Task requirements:
Within the records below, find each line that holds the string "name", then copy it.

──────

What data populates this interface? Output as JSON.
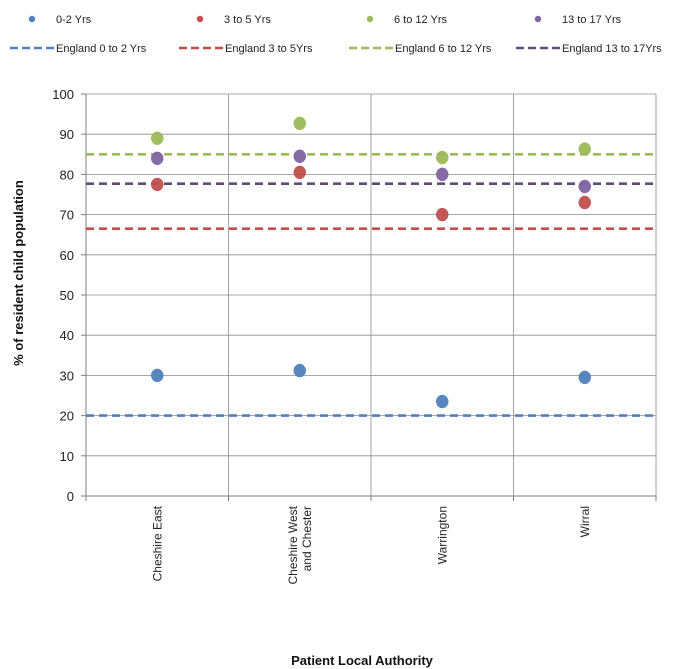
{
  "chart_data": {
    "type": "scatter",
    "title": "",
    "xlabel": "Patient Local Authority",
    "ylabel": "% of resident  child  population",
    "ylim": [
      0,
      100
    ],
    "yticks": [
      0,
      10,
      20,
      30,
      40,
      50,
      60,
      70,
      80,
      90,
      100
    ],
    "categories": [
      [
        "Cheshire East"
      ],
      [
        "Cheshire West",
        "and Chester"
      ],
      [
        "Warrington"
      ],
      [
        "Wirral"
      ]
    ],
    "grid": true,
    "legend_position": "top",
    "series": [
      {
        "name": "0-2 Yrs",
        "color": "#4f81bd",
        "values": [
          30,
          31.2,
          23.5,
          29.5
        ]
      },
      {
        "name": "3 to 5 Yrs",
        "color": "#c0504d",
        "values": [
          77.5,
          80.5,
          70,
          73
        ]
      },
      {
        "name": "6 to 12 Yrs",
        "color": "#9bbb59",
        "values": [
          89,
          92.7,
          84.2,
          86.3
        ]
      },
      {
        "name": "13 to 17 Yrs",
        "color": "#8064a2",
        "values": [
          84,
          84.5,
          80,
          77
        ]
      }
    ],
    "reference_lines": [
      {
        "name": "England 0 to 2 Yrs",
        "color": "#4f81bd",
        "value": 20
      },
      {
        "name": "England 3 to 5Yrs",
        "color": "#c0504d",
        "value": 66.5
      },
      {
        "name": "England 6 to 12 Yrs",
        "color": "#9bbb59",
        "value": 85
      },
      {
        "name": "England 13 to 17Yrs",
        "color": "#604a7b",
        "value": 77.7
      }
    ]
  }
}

──────

Exercise solution:
        "name": "0-2 Yrs",
        "name": "3 to 5 Yrs",
        "name": "6 to 12 Yrs",
        "name": "13 to 17 Yrs",
        "name": "England 0 to 2 Yrs",
        "name": "England 3 to 5Yrs",
        "name": "England 6 to 12 Yrs",
        "name": "England 13 to 17Yrs",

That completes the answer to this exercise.